### Listed records:
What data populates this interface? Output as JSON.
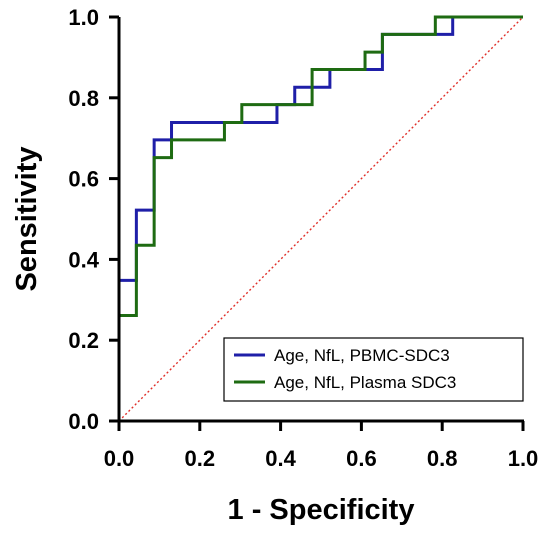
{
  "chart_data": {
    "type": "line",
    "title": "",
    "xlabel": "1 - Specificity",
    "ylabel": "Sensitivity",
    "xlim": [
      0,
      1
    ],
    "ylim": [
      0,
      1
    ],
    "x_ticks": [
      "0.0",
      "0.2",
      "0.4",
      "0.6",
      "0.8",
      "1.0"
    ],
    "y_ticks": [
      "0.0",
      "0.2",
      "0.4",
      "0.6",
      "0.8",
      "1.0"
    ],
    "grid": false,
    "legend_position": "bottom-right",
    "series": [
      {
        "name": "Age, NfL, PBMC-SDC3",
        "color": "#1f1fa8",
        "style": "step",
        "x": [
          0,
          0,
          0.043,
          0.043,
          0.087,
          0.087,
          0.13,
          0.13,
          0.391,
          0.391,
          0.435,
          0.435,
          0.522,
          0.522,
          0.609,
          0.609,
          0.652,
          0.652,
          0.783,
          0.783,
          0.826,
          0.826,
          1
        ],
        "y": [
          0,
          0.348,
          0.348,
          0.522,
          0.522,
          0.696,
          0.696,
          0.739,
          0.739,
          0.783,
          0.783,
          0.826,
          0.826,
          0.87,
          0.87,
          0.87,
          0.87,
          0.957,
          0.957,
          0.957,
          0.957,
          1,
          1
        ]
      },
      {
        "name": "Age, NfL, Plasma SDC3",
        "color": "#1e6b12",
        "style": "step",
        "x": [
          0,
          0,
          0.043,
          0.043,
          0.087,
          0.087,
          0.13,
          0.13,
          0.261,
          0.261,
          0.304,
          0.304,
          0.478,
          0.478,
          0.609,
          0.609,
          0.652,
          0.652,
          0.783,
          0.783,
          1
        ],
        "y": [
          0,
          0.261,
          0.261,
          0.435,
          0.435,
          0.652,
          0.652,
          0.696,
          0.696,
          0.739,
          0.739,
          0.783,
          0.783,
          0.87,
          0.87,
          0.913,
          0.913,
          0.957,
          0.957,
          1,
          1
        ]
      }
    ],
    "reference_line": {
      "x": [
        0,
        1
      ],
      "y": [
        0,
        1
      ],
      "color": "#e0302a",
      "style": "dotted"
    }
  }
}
---
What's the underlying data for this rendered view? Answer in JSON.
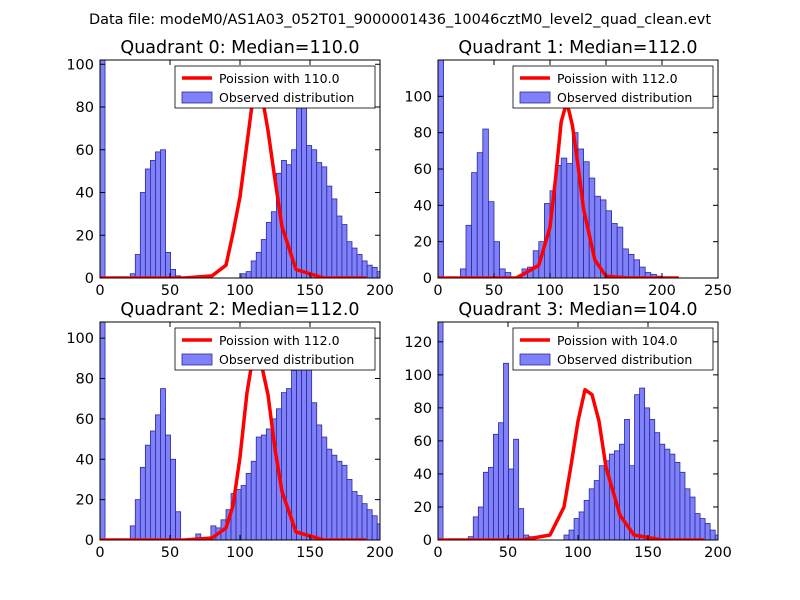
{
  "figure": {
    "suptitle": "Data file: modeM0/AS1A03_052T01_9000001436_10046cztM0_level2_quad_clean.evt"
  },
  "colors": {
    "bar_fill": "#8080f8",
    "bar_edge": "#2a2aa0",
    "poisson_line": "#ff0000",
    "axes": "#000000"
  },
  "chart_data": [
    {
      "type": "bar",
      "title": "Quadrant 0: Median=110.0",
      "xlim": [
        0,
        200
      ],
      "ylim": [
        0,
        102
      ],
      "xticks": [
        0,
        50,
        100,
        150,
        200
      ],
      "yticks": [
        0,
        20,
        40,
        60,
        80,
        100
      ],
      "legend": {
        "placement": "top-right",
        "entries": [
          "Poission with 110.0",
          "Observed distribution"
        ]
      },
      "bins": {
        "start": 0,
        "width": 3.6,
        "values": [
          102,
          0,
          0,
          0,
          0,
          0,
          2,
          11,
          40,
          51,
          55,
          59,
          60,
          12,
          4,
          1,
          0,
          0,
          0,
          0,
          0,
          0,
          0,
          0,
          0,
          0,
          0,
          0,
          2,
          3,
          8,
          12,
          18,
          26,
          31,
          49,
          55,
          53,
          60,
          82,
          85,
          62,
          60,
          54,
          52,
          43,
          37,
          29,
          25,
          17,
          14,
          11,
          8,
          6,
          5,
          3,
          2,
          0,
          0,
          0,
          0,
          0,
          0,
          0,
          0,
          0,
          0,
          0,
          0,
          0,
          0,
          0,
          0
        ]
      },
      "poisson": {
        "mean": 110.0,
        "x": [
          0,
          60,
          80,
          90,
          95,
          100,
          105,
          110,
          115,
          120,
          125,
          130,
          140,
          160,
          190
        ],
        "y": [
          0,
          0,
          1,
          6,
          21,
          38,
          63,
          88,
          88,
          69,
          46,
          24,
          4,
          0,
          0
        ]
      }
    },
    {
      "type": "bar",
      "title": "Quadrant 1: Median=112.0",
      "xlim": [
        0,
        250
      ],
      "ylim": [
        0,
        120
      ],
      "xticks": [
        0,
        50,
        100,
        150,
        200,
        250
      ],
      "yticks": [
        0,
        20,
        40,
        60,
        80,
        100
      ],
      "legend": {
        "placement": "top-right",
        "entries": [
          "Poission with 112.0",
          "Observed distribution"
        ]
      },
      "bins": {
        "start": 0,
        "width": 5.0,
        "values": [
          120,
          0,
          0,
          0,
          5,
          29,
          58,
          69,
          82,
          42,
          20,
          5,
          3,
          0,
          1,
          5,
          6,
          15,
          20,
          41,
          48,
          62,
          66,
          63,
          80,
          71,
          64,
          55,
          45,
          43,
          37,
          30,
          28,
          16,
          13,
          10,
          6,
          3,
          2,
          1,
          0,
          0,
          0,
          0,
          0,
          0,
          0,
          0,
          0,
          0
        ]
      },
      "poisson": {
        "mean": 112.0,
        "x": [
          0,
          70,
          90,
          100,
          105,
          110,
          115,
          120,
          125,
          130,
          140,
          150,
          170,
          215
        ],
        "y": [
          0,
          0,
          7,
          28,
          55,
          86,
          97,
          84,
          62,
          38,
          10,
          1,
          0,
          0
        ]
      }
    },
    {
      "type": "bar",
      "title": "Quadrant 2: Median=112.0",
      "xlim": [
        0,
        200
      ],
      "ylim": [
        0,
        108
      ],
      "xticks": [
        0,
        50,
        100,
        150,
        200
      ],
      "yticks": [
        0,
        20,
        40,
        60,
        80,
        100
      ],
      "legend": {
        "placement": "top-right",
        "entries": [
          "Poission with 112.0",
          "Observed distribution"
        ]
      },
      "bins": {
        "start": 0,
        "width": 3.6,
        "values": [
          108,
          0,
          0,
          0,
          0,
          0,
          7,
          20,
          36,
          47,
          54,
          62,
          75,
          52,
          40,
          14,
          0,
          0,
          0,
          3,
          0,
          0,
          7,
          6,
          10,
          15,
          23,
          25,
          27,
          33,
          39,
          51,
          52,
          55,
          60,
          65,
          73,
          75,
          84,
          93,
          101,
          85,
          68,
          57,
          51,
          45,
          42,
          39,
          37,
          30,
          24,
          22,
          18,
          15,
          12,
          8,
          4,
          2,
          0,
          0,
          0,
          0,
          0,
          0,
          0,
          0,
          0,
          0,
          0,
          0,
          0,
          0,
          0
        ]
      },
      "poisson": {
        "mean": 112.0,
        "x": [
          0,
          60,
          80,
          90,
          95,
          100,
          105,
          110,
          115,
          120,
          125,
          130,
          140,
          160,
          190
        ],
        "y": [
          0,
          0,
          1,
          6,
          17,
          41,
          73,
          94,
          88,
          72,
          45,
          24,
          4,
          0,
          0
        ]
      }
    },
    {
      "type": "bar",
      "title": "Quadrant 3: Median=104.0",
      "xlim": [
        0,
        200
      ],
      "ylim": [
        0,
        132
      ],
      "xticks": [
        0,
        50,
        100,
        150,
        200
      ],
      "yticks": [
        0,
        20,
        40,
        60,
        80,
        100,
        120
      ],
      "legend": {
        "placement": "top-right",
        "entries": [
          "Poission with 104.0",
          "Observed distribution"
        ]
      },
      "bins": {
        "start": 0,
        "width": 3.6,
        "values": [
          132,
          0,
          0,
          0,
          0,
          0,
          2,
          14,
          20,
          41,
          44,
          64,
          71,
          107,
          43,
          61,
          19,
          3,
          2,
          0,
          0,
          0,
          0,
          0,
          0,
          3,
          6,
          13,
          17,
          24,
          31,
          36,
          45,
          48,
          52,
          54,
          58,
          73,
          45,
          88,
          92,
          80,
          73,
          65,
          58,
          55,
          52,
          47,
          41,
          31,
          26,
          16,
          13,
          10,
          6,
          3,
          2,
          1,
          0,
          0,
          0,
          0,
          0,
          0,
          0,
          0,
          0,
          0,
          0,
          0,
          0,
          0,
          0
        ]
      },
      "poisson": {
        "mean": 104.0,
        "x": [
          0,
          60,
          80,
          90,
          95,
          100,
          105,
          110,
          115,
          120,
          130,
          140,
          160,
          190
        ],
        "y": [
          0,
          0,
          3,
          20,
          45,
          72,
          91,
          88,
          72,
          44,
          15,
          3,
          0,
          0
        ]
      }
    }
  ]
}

### Required work:
Show every line in the records above that contains the word "with".

### Result below:
          "Poission with 110.0",
          "Poission with 112.0",
          "Poission with 112.0",
          "Poission with 104.0",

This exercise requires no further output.